**Exercise goal:** Which lines include the word "INVERSIÓN"? Copy each of them.

Lines of data:

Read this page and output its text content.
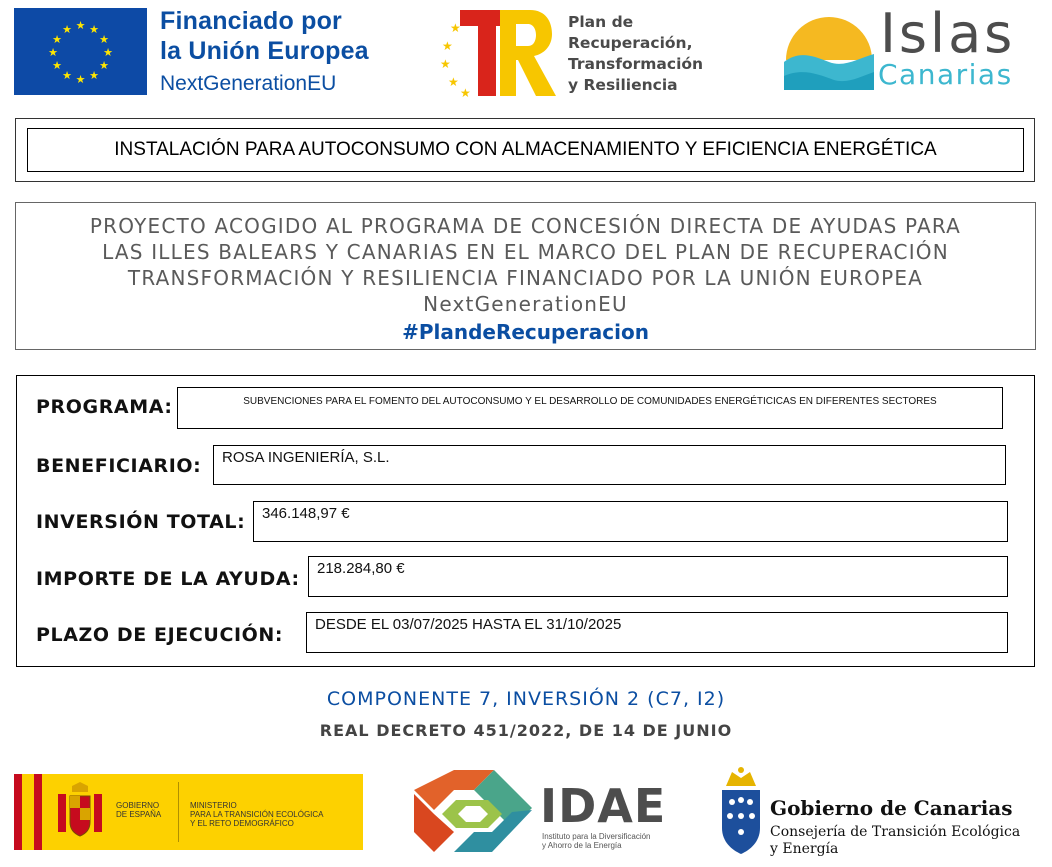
★ ★
★
★
★
★
★
★
★
★
★
★	Financiado por
la Unión Europea
NextGenerationEU
★
★
★
★
★
Plan de
Recuperación,
Transformación
y Resiliencia
Islas
Canarias
INSTALACIÓN PARA AUTOCONSUMO CON ALMACENAMIENTO Y EFICIENCIA ENERGÉTICA
PROYECTO ACOGIDO AL PROGRAMA DE CONCESIÓN DIRECTA DE AYUDAS PARA
LAS ILLES BALEARS Y CANARIAS EN EL MARCO DEL PLAN DE RECUPERACIÓN
TRANSFORMACIÓN Y RESILIENCIA FINANCIADO POR LA UNIÓN EUROPEA
NextGenerationEU
#PlandeRecuperacion
PROGRAMA:	SUBVENCIONES PARA EL FOMENTO DEL AUTOCONSUMO Y EL DESARROLLO DE COMUNIDADES ENERGÉTICICAS EN DIFERENTES SECTORES
BENEFICIARIO:	ROSA INGENIERÍA, S.L.
INVERSIÓN TOTAL:	346.148,97 €
IMPORTE DE LA AYUDA:	218.284,80 €
PLAZO DE EJECUCIÓN:	DESDE EL 03/07/2025 HASTA EL 31/10/2025
COMPONENTE 7, INVERSIÓN 2 (C7, I2)
REAL DECRETO 451/2022, DE 14 DE JUNIO
GOBIERNO
DE ESPAÑA
MINISTERIO
PARA LA TRANSICIÓN ECOLÓGICA
Y EL RETO DEMOGRÁFICO	IDAE
Instituto para la Diversificación
y Ahorro de la Energía
Gobierno de Canarias
Consejería de Transición Ecológica
y Energía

**Output for this task:**
INVERSIÓN TOTAL:	346.148,97 €
COMPONENTE 7, INVERSIÓN 2 (C7, I2)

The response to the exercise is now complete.